To be done> From the entries that follow, pick out all lines holding "Xlarge".

___ Exercise material ___

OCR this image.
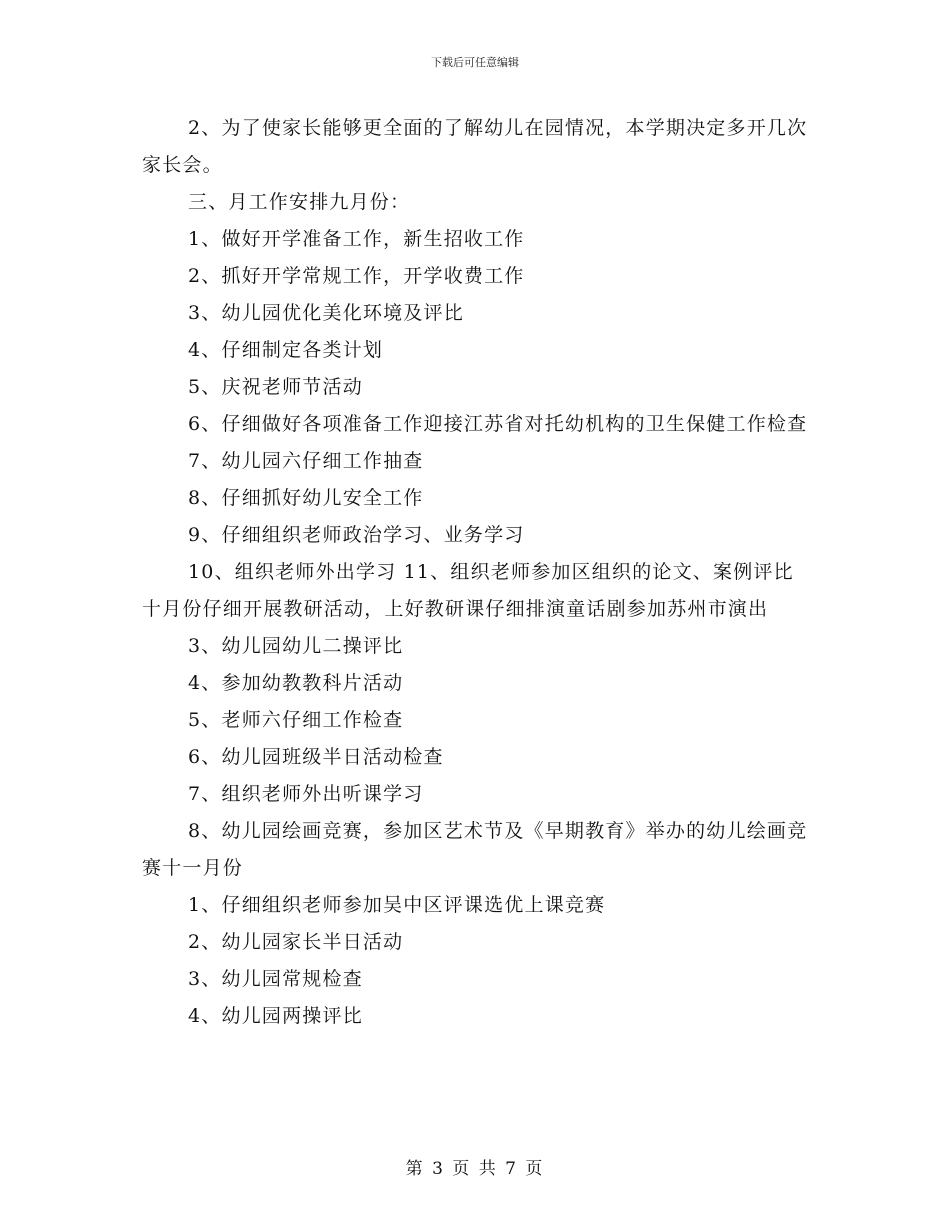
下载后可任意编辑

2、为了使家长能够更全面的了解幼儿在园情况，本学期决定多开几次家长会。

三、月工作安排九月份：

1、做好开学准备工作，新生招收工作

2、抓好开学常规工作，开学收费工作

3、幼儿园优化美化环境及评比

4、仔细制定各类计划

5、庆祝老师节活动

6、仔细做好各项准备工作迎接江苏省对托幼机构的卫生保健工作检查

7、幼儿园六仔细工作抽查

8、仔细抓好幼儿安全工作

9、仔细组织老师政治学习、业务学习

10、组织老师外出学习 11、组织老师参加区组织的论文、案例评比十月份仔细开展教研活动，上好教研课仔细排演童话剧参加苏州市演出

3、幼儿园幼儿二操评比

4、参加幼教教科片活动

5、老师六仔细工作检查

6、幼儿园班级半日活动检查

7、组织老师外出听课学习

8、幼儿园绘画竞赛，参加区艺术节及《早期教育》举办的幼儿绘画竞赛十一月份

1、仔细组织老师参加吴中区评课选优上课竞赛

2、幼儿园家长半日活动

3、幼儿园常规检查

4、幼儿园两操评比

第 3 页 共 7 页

___
___ Exercise material ___

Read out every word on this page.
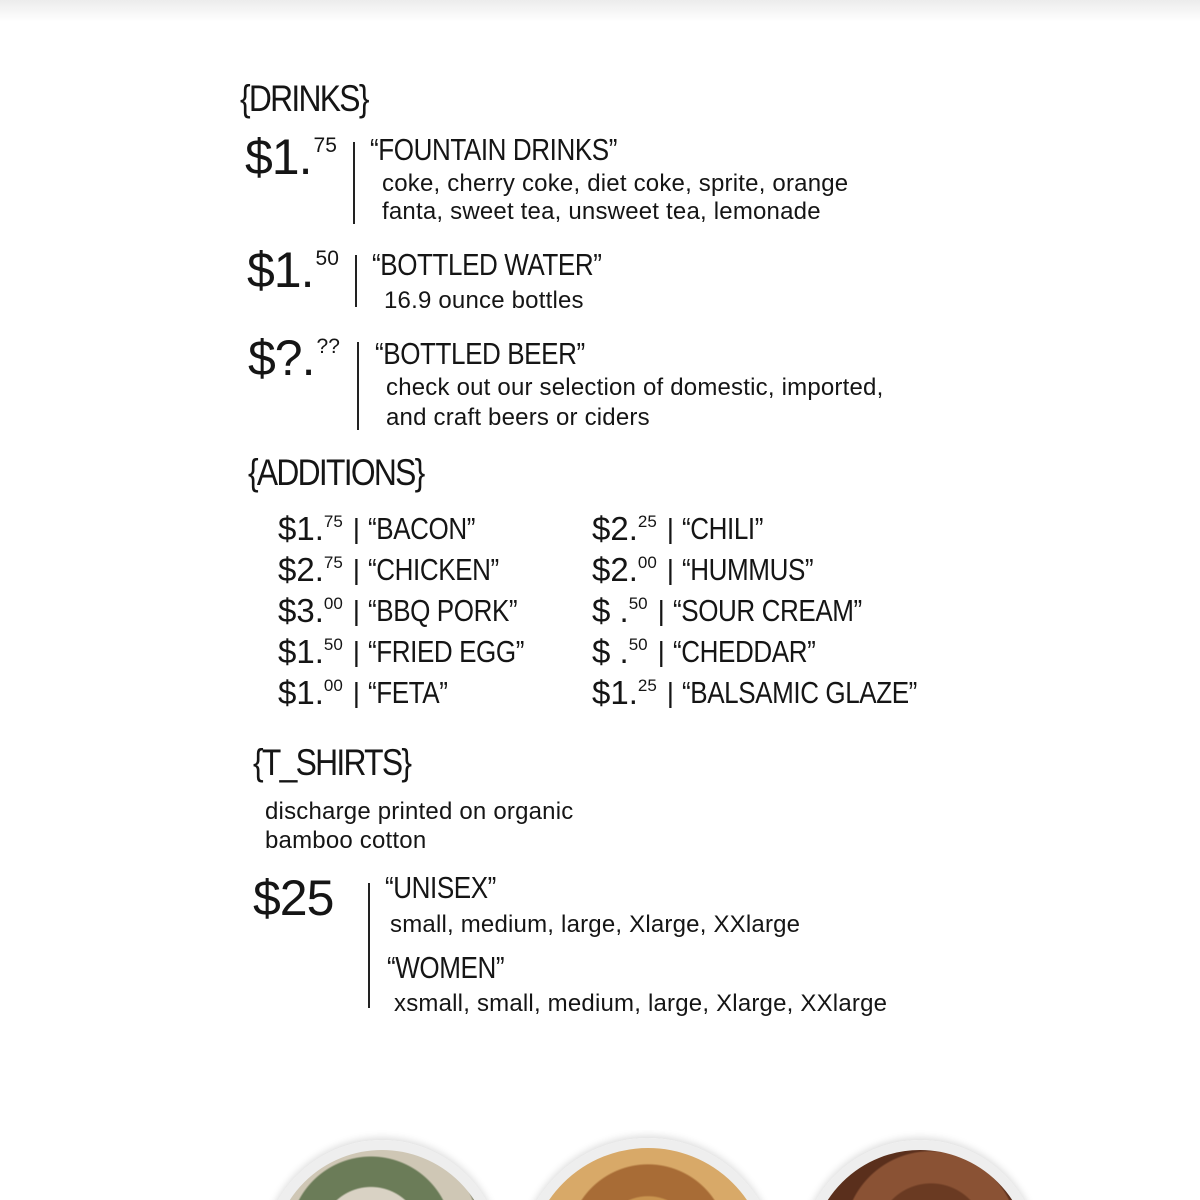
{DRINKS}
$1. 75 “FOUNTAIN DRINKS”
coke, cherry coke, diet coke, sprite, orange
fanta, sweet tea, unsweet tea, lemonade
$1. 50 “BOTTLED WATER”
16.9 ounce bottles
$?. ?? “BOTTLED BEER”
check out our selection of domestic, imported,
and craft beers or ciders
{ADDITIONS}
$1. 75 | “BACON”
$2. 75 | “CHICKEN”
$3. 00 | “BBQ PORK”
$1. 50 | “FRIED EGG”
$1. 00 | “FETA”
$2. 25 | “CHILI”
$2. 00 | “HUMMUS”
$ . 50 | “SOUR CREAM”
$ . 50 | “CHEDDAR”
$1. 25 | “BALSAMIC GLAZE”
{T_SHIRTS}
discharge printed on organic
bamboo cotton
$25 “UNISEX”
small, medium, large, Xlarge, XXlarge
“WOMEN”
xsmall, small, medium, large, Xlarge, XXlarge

___
___ Exercise material ___

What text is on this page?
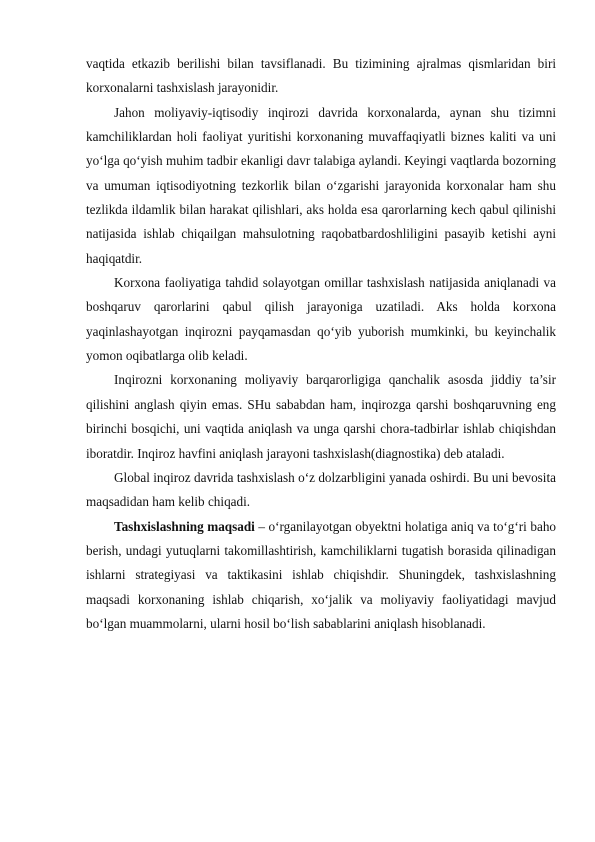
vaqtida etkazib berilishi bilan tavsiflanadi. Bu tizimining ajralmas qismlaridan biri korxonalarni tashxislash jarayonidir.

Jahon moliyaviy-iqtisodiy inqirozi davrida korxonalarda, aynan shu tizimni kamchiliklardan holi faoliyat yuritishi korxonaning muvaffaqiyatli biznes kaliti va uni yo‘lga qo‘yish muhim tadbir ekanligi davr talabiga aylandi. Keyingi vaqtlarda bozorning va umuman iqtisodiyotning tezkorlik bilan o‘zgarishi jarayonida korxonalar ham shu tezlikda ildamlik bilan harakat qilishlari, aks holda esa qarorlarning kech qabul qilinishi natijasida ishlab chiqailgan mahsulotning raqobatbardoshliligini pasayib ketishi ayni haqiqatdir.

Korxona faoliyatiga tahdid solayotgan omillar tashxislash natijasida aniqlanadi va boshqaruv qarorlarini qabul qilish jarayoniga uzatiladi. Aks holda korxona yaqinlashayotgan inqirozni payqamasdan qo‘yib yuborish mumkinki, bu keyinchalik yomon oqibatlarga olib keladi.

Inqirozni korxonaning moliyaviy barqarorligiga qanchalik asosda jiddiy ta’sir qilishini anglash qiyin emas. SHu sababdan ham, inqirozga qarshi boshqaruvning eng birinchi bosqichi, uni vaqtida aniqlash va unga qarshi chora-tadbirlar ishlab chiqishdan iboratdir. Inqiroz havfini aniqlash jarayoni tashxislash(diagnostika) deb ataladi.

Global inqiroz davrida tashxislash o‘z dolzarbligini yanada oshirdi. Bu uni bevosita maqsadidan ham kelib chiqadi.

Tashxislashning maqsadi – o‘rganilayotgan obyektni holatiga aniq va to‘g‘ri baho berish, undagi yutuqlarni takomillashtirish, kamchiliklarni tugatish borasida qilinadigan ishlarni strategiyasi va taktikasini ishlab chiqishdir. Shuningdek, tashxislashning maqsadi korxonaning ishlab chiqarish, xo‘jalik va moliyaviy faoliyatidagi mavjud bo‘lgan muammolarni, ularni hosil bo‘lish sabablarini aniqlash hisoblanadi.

___

Answer below>
small, medium, large, Xlarge, XXlarge
xsmall, small, medium, large, Xlarge, XXlarge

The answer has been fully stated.